*WHAT THE EXERCISE ASKS*: Leaving out the pictures, please retype each record exactly.

• • • • •

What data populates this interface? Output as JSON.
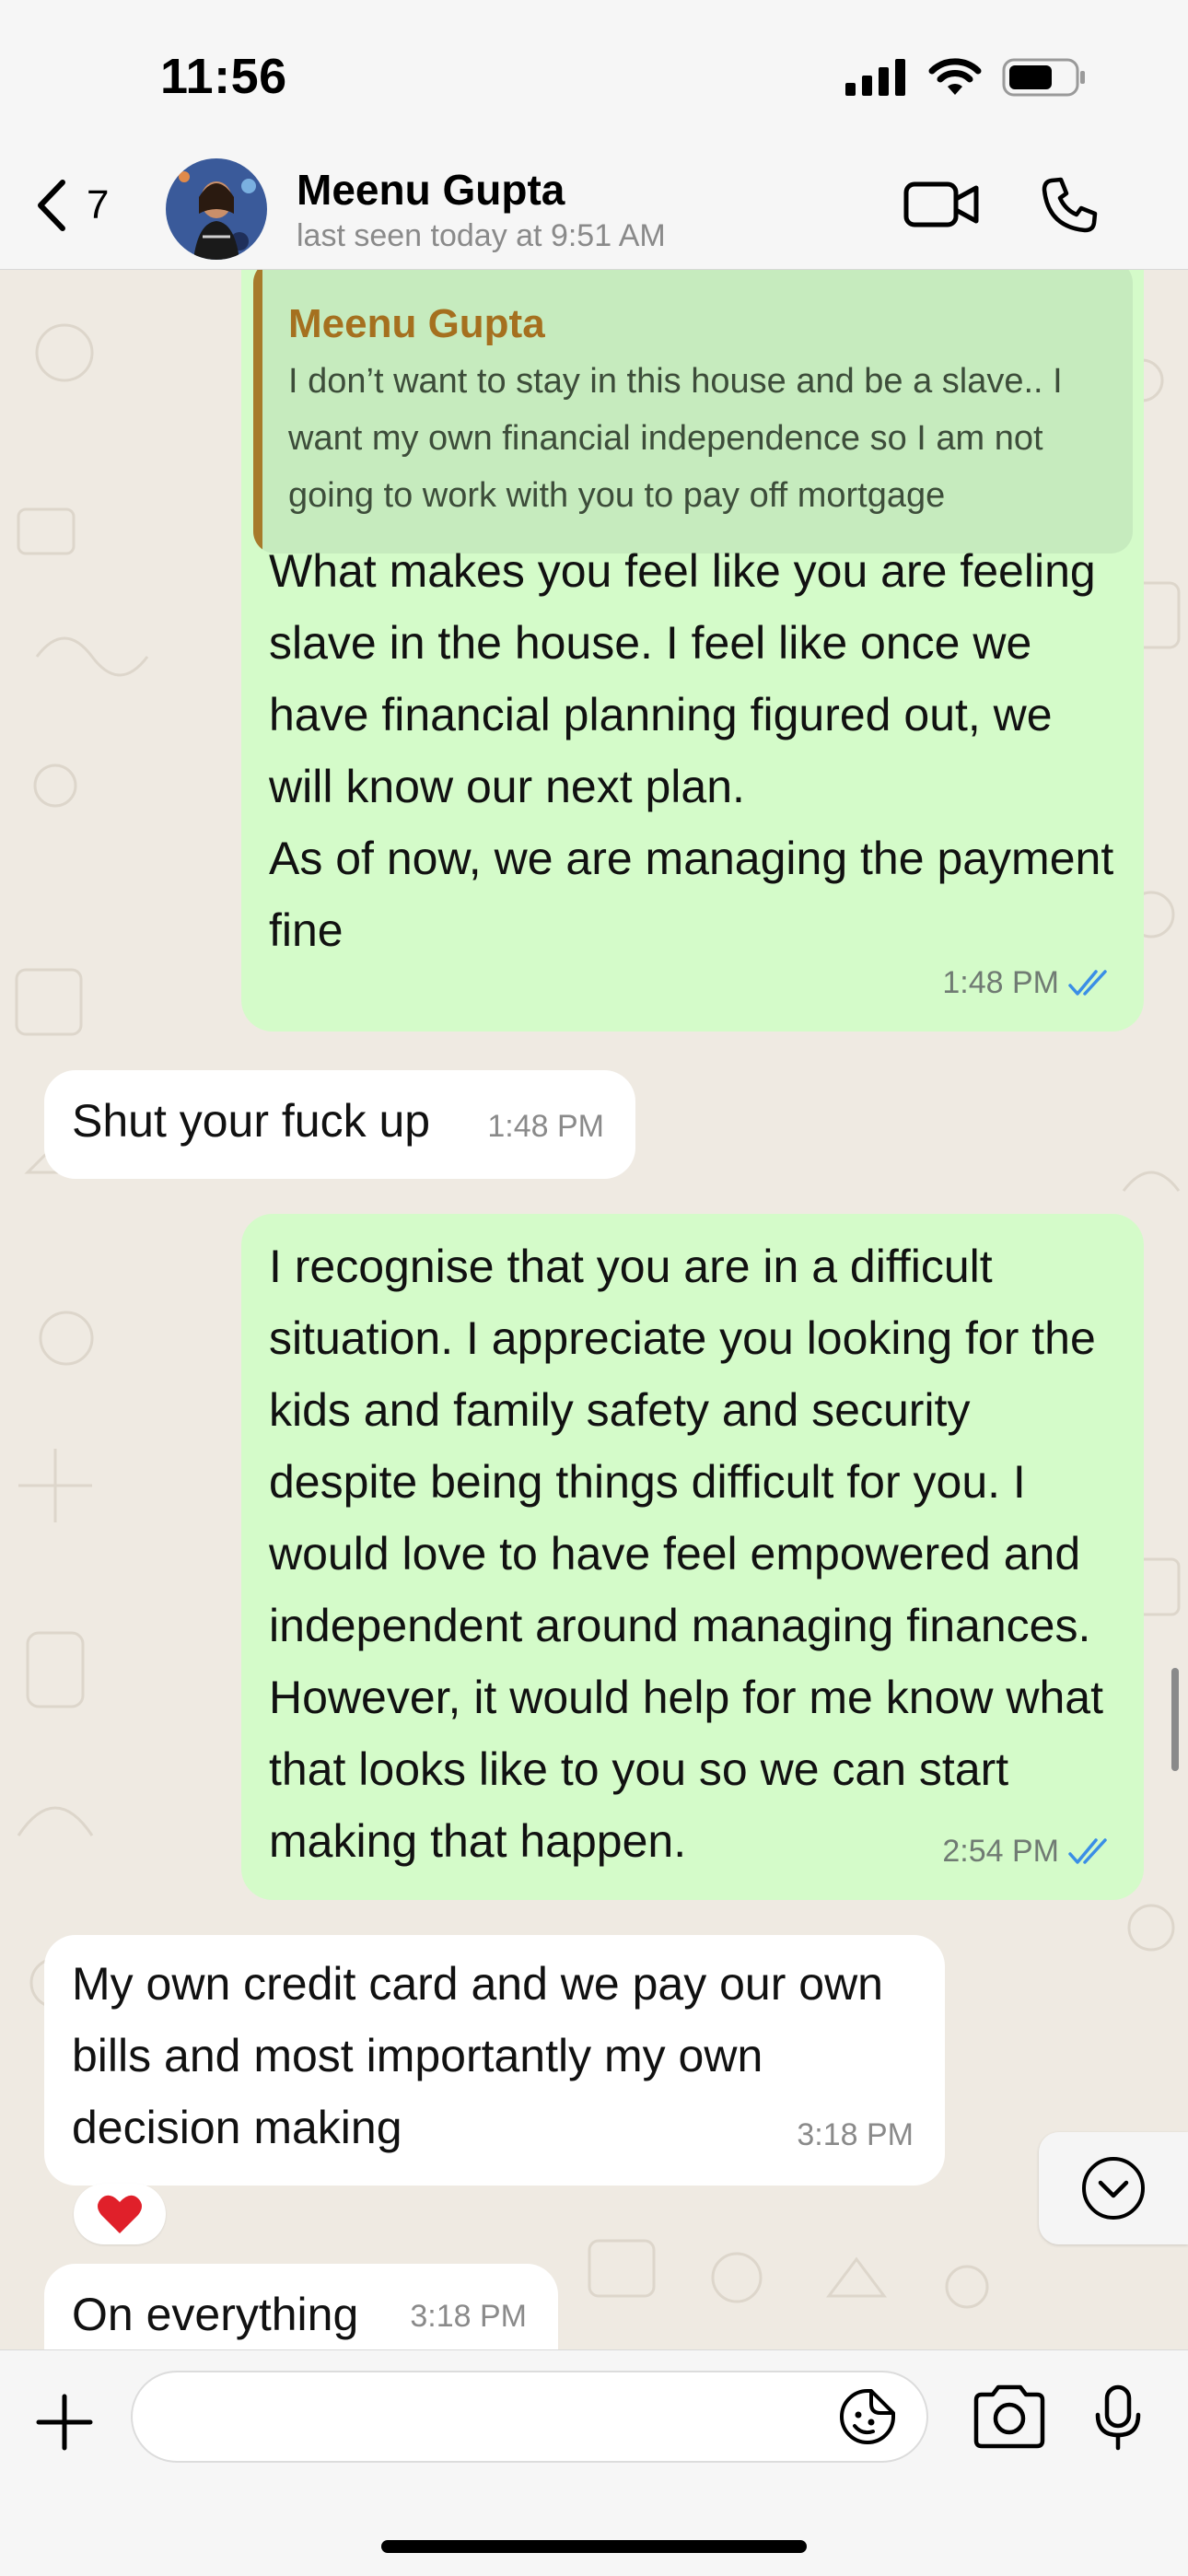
{
  "status_bar": {
    "time": "11:56"
  },
  "header": {
    "back_count": "7",
    "contact_name": "Meenu Gupta",
    "last_seen": "last seen today at 9:51 AM"
  },
  "messages": [
    {
      "direction": "outgoing",
      "quote": {
        "author": "Meenu Gupta",
        "text": "I don’t want to stay in this house and be a slave.. I want my own financial independence so I am not going to work with you to pay off mortgage"
      },
      "text": "What makes you feel like you are feeling slave in the house. I feel like once we have financial planning figured out, we will know our next plan.\nAs of now, we are managing the payment fine",
      "time": "1:48 PM",
      "status": "read"
    },
    {
      "direction": "incoming",
      "text": "Shut your fuck up",
      "time": "1:48 PM"
    },
    {
      "direction": "outgoing",
      "text": "I recognise that you are in a difficult situation. I appreciate you looking for the kids and family safety and security despite being things difficult for you. I would love to have feel empowered and independent around managing finances. However, it would help for me know what that looks like to you so we can start making that happen.",
      "time": "2:54 PM",
      "status": "read"
    },
    {
      "direction": "incoming",
      "text": "My own credit card and we pay our own bills and most importantly my own decision making",
      "time": "3:18 PM",
      "reaction": "❤️"
    },
    {
      "direction": "incoming",
      "text": "On everything",
      "time": "3:18 PM"
    }
  ],
  "composer": {
    "placeholder": ""
  },
  "colors": {
    "outgoing_bubble": "#d4fbc9",
    "incoming_bubble": "#ffffff",
    "read_ticks": "#3a8ee6",
    "quote_accent": "#a77a2b",
    "chat_background": "#efeae2"
  },
  "icons": [
    "back-chevron-icon",
    "video-call-icon",
    "phone-icon",
    "signal-icon",
    "wifi-icon",
    "battery-icon",
    "double-check-icon",
    "heart-icon",
    "chevron-down-icon",
    "plus-icon",
    "sticker-icon",
    "camera-icon",
    "microphone-icon"
  ]
}
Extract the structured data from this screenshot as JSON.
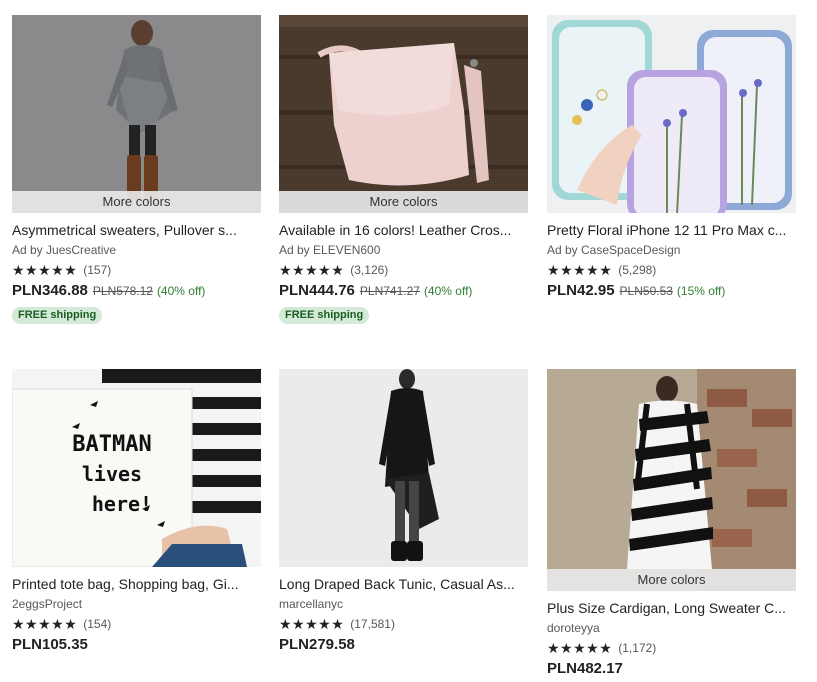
{
  "listings": [
    {
      "more_colors": "More colors",
      "title": "Asymmetrical sweaters, Pullover s...",
      "seller": "Ad by JuesCreative",
      "stars": "★★★★★",
      "reviews": "(157)",
      "price": "PLN346.88",
      "original_price": "PLN578.12",
      "discount": "(40% off)",
      "shipping": "FREE shipping"
    },
    {
      "more_colors": "More colors",
      "title": "Available in 16 colors! Leather Cros...",
      "seller": "Ad by ELEVEN600",
      "stars": "★★★★★",
      "reviews": "(3,126)",
      "price": "PLN444.76",
      "original_price": "PLN741.27",
      "discount": "(40% off)",
      "shipping": "FREE shipping"
    },
    {
      "title": "Pretty Floral iPhone 12 11 Pro Max c...",
      "seller": "Ad by CaseSpaceDesign",
      "stars": "★★★★★",
      "reviews": "(5,298)",
      "price": "PLN42.95",
      "original_price": "PLN50.53",
      "discount": "(15% off)"
    },
    {
      "title": "Printed tote bag, Shopping bag, Gi...",
      "seller": "2eggsProject",
      "stars": "★★★★★",
      "reviews": "(154)",
      "price": "PLN105.35",
      "image_text": [
        "BATMAN",
        "lives",
        "here!"
      ]
    },
    {
      "title": "Long Draped Back Tunic, Casual As...",
      "seller": "marcellanyc",
      "stars": "★★★★★",
      "reviews": "(17,581)",
      "price": "PLN279.58"
    },
    {
      "more_colors": "More colors",
      "title": "Plus Size Cardigan, Long Sweater C...",
      "seller": "doroteyya",
      "stars": "★★★★★",
      "reviews": "(1,172)",
      "price": "PLN482.17"
    }
  ],
  "colors": {
    "discount_green": "#2e7d32",
    "shipping_badge_bg": "#d4e9d7",
    "text": "#222222"
  }
}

• • • • •

*OUTPUT BELOW*:
What data populates this interface? Output as JSON.
{
  "status_bar": {
    "time": "11:56"
  },
  "header": {
    "back_count": "7",
    "contact_name": "Meenu Gupta",
    "last_seen": "last seen today at 9:51 AM"
  },
  "messages": [
    {
      "direction": "outgoing",
      "quote": {
        "author": "Meenu Gupta",
        "text": "I don’t want to stay in this house and be a slave.. I want my own financial independence so I am not going to work with you to pay off mortgage"
      },
      "text": "What makes you feel like you are feeling slave in the house. I feel like once we have financial planning figured out, we will know our next plan.\nAs of now, we are managing the payment fine",
      "time": "1:48 PM",
      "status": "read"
    },
    {
      "direction": "incoming",
      "text": "Shut your fuck up",
      "time": "1:48 PM"
    },
    {
      "direction": "outgoing",
      "text": "I recognise that you are in a difficult situation. I appreciate you looking for the kids and family safety and security despite being things difficult for you. I would love to have feel empowered and independent around managing finances. However, it would help for me know what that looks like to you so we can start making that happen.",
      "time": "2:54 PM",
      "status": "read"
    },
    {
      "direction": "incoming",
      "text": "My own credit card and we pay our own bills and most importantly my own decision making",
      "time": "3:18 PM",
      "reaction": "❤️"
    },
    {
      "direction": "incoming",
      "text": "On everything",
      "time": "3:18 PM"
    }
  ],
  "composer": {
    "placeholder": ""
  },
  "colors": {
    "outgoing_bubble": "#d4fbc9",
    "incoming_bubble": "#ffffff",
    "read_ticks": "#3a8ee6",
    "quote_accent": "#a77a2b",
    "chat_background": "#efeae2"
  },
  "icons": [
    "back-chevron-icon",
    "video-call-icon",
    "phone-icon",
    "signal-icon",
    "wifi-icon",
    "battery-icon",
    "double-check-icon",
    "heart-icon",
    "chevron-down-icon",
    "plus-icon",
    "sticker-icon",
    "camera-icon",
    "microphone-icon"
  ]
}
Extract the structured data from this screenshot as JSON.
{
  "listings": [
    {
      "more_colors": "More colors",
      "title": "Asymmetrical sweaters, Pullover s...",
      "seller": "Ad by JuesCreative",
      "stars": "★★★★★",
      "reviews": "(157)",
      "price": "PLN346.88",
      "original_price": "PLN578.12",
      "discount": "(40% off)",
      "shipping": "FREE shipping"
    },
    {
      "more_colors": "More colors",
      "title": "Available in 16 colors! Leather Cros...",
      "seller": "Ad by ELEVEN600",
      "stars": "★★★★★",
      "reviews": "(3,126)",
      "price": "PLN444.76",
      "original_price": "PLN741.27",
      "discount": "(40% off)",
      "shipping": "FREE shipping"
    },
    {
      "title": "Pretty Floral iPhone 12 11 Pro Max c...",
      "seller": "Ad by CaseSpaceDesign",
      "stars": "★★★★★",
      "reviews": "(5,298)",
      "price": "PLN42.95",
      "original_price": "PLN50.53",
      "discount": "(15% off)"
    },
    {
      "title": "Printed tote bag, Shopping bag, Gi...",
      "seller": "2eggsProject",
      "stars": "★★★★★",
      "reviews": "(154)",
      "price": "PLN105.35",
      "image_text": [
        "BATMAN",
        "lives",
        "here!"
      ]
    },
    {
      "title": "Long Draped Back Tunic, Casual As...",
      "seller": "marcellanyc",
      "stars": "★★★★★",
      "reviews": "(17,581)",
      "price": "PLN279.58"
    },
    {
      "more_colors": "More colors",
      "title": "Plus Size Cardigan, Long Sweater C...",
      "seller": "doroteyya",
      "stars": "★★★★★",
      "reviews": "(1,172)",
      "price": "PLN482.17"
    }
  ],
  "colors": {
    "discount_green": "#2e7d32",
    "shipping_badge_bg": "#d4e9d7",
    "text": "#222222"
  }
}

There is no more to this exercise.